EXERCISE REQUIREMENTS: Print the data that follows exactly.

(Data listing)
- - - - -
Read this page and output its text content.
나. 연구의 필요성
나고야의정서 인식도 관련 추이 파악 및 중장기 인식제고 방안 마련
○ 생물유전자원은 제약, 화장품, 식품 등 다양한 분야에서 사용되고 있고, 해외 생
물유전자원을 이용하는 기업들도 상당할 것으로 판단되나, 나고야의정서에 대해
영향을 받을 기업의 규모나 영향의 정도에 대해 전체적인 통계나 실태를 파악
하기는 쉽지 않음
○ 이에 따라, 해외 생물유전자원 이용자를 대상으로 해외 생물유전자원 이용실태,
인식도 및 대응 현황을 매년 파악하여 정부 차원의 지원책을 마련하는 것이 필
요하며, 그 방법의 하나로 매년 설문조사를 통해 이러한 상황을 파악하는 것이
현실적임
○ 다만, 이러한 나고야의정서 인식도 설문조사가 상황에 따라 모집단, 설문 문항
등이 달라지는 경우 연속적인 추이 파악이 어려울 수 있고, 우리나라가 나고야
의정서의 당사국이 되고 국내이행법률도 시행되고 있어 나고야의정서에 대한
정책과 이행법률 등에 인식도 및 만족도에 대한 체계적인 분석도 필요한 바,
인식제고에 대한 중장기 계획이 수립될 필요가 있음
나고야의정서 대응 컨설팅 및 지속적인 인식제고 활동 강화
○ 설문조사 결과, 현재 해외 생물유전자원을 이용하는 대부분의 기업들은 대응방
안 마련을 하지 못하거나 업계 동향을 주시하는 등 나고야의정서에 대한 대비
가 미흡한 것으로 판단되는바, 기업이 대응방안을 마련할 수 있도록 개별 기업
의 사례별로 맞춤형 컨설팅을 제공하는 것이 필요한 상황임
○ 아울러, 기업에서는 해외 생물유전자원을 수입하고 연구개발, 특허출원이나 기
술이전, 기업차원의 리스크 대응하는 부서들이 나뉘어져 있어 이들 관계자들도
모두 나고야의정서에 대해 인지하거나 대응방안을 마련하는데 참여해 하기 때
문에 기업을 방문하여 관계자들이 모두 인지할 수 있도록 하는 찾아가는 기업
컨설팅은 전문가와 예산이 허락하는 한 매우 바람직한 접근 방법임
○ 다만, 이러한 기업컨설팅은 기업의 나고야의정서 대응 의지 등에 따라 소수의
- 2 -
- - - - -
OUTPUT FOR THIS TASK:
Read this page and output its text content.
나. 연구의 필요성
나고야의정서 인식도 관련 추이 파악 및 중장기 인식제고 방안 마련
○ 생물유전자원은 제약, 화장품, 식품 등 다양한 분야에서 사용되고 있고, 해외 생
물유전자원을 이용하는 기업들도 상당할 것으로 판단되나, 나고야의정서에 대해
영향을 받을 기업의 규모나 영향의 정도에 대해 전체적인 통계나 실태를 파악
하기는 쉽지 않음
○ 이에 따라, 해외 생물유전자원 이용자를 대상으로 해외 생물유전자원 이용실태,
인식도 및 대응 현황을 매년 파악하여 정부 차원의 지원책을 마련하는 것이 필
요하며, 그 방법의 하나로 매년 설문조사를 통해 이러한 상황을 파악하는 것이
현실적임
○ 다만, 이러한 나고야의정서 인식도 설문조사가 상황에 따라 모집단, 설문 문항
등이 달라지는 경우 연속적인 추이 파악이 어려울 수 있고, 우리나라가 나고야
의정서의 당사국이 되고 국내이행법률도 시행되고 있어 나고야의정서에 대한
정책과 이행법률 등에 인식도 및 만족도에 대한 체계적인 분석도 필요한 바,
인식제고에 대한 중장기 계획이 수립될 필요가 있음
나고야의정서 대응 컨설팅 및 지속적인 인식제고 활동 강화
○ 설문조사 결과, 현재 해외 생물유전자원을 이용하는 대부분의 기업들은 대응방
안 마련을 하지 못하거나 업계 동향을 주시하는 등 나고야의정서에 대한 대비
가 미흡한 것으로 판단되는바, 기업이 대응방안을 마련할 수 있도록 개별 기업
의 사례별로 맞춤형 컨설팅을 제공하는 것이 필요한 상황임
○ 아울러, 기업에서는 해외 생물유전자원을 수입하고 연구개발, 특허출원이나 기
술이전, 기업차원의 리스크 대응하는 부서들이 나뉘어져 있어 이들 관계자들도
모두 나고야의정서에 대해 인지하거나 대응방안을 마련하는데 참여해 하기 때
문에 기업을 방문하여 관계자들이 모두 인지할 수 있도록 하는 찾아가는 기업
컨설팅은 전문가와 예산이 허락하는 한 매우 바람직한 접근 방법임
○ 다만, 이러한 기업컨설팅은 기업의 나고야의정서 대응 의지 등에 따라 소수의
- 2 -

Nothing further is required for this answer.